►

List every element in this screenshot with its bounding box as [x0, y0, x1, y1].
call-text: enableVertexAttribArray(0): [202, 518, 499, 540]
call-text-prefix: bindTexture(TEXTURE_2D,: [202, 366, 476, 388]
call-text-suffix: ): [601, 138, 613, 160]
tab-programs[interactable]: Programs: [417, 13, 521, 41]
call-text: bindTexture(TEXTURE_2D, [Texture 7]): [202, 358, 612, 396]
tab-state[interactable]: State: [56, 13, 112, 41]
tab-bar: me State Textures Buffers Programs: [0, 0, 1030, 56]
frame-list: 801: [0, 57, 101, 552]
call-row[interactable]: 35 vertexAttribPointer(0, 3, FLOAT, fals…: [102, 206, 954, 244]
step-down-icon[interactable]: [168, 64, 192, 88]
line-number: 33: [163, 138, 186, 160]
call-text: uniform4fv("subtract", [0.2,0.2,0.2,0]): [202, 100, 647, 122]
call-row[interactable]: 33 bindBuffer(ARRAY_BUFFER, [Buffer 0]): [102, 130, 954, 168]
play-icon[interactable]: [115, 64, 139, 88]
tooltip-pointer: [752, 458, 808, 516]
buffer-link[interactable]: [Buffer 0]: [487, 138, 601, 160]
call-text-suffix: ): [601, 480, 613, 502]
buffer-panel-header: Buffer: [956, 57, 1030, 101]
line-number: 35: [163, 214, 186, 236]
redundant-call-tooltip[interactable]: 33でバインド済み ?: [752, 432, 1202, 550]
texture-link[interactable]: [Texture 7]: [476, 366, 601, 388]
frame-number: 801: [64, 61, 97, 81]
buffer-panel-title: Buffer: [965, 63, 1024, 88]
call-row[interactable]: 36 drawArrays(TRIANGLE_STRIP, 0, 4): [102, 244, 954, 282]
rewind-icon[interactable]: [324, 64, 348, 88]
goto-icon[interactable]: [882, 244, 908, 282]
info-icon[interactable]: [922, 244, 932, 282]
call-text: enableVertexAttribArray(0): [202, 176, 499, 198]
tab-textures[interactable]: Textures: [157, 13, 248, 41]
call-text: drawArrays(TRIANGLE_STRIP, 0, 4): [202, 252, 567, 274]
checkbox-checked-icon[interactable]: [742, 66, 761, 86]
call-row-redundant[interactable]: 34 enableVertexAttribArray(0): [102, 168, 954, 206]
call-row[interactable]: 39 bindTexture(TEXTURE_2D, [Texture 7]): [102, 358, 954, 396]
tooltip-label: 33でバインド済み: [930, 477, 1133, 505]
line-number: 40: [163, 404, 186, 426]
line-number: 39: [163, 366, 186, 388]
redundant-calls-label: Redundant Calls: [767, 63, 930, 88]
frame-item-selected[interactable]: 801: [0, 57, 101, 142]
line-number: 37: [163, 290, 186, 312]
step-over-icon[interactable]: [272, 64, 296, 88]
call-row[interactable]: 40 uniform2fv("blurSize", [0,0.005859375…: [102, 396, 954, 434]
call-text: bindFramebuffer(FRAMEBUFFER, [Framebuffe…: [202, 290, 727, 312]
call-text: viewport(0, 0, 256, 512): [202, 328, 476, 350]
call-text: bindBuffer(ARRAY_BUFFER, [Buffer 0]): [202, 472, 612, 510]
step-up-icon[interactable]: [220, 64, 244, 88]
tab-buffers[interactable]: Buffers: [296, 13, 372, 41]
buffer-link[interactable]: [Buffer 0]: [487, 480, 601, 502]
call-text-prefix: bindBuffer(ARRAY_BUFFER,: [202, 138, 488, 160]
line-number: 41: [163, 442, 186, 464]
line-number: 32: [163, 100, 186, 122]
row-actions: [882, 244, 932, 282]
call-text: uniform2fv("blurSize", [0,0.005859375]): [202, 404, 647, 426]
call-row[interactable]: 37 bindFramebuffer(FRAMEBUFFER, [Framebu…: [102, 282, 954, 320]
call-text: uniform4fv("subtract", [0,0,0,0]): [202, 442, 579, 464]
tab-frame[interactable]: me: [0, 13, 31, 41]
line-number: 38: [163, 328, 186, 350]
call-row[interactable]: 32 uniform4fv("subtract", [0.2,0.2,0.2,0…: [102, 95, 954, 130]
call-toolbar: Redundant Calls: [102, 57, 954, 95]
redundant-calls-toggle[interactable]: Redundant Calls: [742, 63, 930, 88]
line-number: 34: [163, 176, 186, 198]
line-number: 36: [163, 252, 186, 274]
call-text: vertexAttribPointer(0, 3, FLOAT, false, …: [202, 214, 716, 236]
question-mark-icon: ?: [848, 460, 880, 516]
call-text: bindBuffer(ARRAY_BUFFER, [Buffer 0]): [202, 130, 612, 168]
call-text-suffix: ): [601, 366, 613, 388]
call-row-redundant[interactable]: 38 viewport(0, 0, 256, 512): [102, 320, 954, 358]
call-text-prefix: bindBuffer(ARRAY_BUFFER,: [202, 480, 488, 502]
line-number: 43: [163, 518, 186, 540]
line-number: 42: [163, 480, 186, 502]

◄

**Polecenie**
Przedstaw cały materiał jako tabelę Markdown z kolumnami „Nr” i „Treść”, w której każdy wiersz dostaje kolejny numer. Puste wiersze pomiń.

**Pełne rozwiązanie**
| Nr | Treść |
|---|---|
| 1 | List every element in this screenshot with its bounding box as [x0, y0, x1, y1]. |
| 2 | call-text: enableVertexAttribArray(0): [202, 518, 499, 540] |
| 3 | call-text-prefix: bindTexture(TEXTURE_2D,: [202, 366, 476, 388] |
| 4 | call-text-suffix: ): [601, 138, 613, 160] |
| 5 | tab-programs[interactable]: Programs: [417, 13, 521, 41] |
| 6 | call-text: bindTexture(TEXTURE_2D, [Texture 7]): [202, 358, 612, 396] |
| 7 | tab-state[interactable]: State: [56, 13, 112, 41] |
| 8 | tab-bar: me State Textures Buffers Programs: [0, 0, 1030, 56] |
| 9 | frame-list: 801: [0, 57, 101, 552] |
| 10 | call-row[interactable]: 35 vertexAttribPointer(0, 3, FLOAT, fals…: [102, 206, 954, 244] |
| 11 | step-down-icon[interactable]: [168, 64, 192, 88] |
| 12 | line-number: 33: [163, 138, 186, 160] |
| 13 | call-text: uniform4fv("subtract", [0.2,0.2,0.2,0]): [202, 100, 647, 122] |
| 14 | call-row[interactable]: 33 bindBuffer(ARRAY_BUFFER, [Buffer 0]): [102, 130, 954, 168] |
| 15 | play-icon[interactable]: [115, 64, 139, 88] |
| 16 | tooltip-pointer: [752, 458, 808, 516] |
| 17 | buffer-link[interactable]: [Buffer 0]: [487, 138, 601, 160] |
| 18 | call-text-suffix: ): [601, 480, 613, 502] |
| 19 | buffer-panel-header: Buffer: [956, 57, 1030, 101] |
| 20 | line-number: 35: [163, 214, 186, 236] |
| 21 | redundant-call-tooltip[interactable]: 33でバインド済み ?: [752, 432, 1202, 550] |
| 22 | texture-link[interactable]: [Texture 7]: [476, 366, 601, 388] |
| 23 | frame-number: 801: [64, 61, 97, 81] |
| 24 | buffer-panel-title: Buffer: [965, 63, 1024, 88] |
| 25 | call-row[interactable]: 36 drawArrays(TRIANGLE_STRIP, 0, 4): [102, 244, 954, 282] |
| 26 | rewind-icon[interactable]: [324, 64, 348, 88] |
| 27 | goto-icon[interactable]: [882, 244, 908, 282] |
| 28 | info-icon[interactable]: [922, 244, 932, 282] |
| 29 | call-text: enableVertexAttribArray(0): [202, 176, 499, 198] |
| 30 | tab-textures[interactable]: Textures: [157, 13, 248, 41] |
| 31 | call-text: drawArrays(TRIANGLE_STRIP, 0, 4): [202, 252, 567, 274] |
| 32 | checkbox-checked-icon[interactable]: [742, 66, 761, 86] |
| 33 | call-row-redundant[interactable]: 34 enableVertexAttribArray(0): [102, 168, 954, 206] |
| 34 | call-row[interactable]: 39 bindTexture(TEXTURE_2D, [Texture 7]): [102, 358, 954, 396] |
| 35 | tooltip-label: 33でバインド済み: [930, 477, 1133, 505] |
| 36 | line-number: 40: [163, 404, 186, 426] |
| 37 | line-number: 39: [163, 366, 186, 388] |
| 38 | redundant-calls-label: Redundant Calls: [767, 63, 930, 88] |
| 39 | frame-item-selected[interactable]: 801: [0, 57, 101, 142] |
| 40 | line-number: 37: [163, 290, 186, 312] |
| 41 | step-over-icon[interactable]: [272, 64, 296, 88] |
| 42 | call-row[interactable]: 40 uniform2fv("blurSize", [0,0.005859375…: [102, 396, 954, 434] |
| 43 | call-text: bindFramebuffer(FRAMEBUFFER, [Framebuffe…: [202, 290, 727, 312] |
| 44 | call-text: viewport(0, 0, 256, 512): [202, 328, 476, 350] |
| 45 | call-text: bindBuffer(ARRAY_BUFFER, [Buffer 0]): [202, 472, 612, 510] |
| 46 | step-up-icon[interactable]: [220, 64, 244, 88] |
| 47 | tab-buffers[interactable]: Buffers: [296, 13, 372, 41] |
| 48 | buffer-link[interactable]: [Buffer 0]: [487, 480, 601, 502] |
| 49 | call-text-prefix: bindBuffer(ARRAY_BUFFER,: [202, 138, 488, 160] |
| 50 | line-number: 41: [163, 442, 186, 464] |
| 51 | line-number: 32: [163, 100, 186, 122] |
| 52 | row-actions: [882, 244, 932, 282] |
| 53 | call-text: uniform2fv("blurSize", [0,0.005859375]): [202, 404, 647, 426] |
| 54 | call-row[interactable]: 37 bindFramebuffer(FRAMEBUFFER, [Framebu…: [102, 282, 954, 320] |
| 55 | call-text: uniform4fv("subtract", [0,0,0,0]): [202, 442, 579, 464] |
| 56 | tab-frame[interactable]: me: [0, 13, 31, 41] |
| 57 | line-number: 38: [163, 328, 186, 350] |
| 58 | call-row[interactable]: 32 uniform4fv("subtract", [0.2,0.2,0.2,0…: [102, 95, 954, 130] |
| 59 | call-toolbar: Redundant Calls: [102, 57, 954, 95] |
| 60 | redundant-calls-toggle[interactable]: Redundant Calls: [742, 63, 930, 88] |
| 61 | line-number: 34: [163, 176, 186, 198] |
| 62 | line-number: 36: [163, 252, 186, 274] |
| 63 | call-text: vertexAttribPointer(0, 3, FLOAT, false, …: [202, 214, 716, 236] |
| 64 | question-mark-icon: ?: [848, 460, 880, 516] |
| 65 | call-text: bindBuffer(ARRAY_BUFFER, [Buffer 0]): [202, 130, 612, 168] |
| 66 | call-text-suffix: ): [601, 366, 613, 388] |
| 67 | call-row-redundant[interactable]: 38 viewport(0, 0, 256, 512): [102, 320, 954, 358] |
| 68 | call-text-prefix: bindBuffer(ARRAY_BUFFER,: [202, 480, 488, 502] |
| 69 | line-number: 43: [163, 518, 186, 540] |
| 70 | line-number: 42: [163, 480, 186, 502] |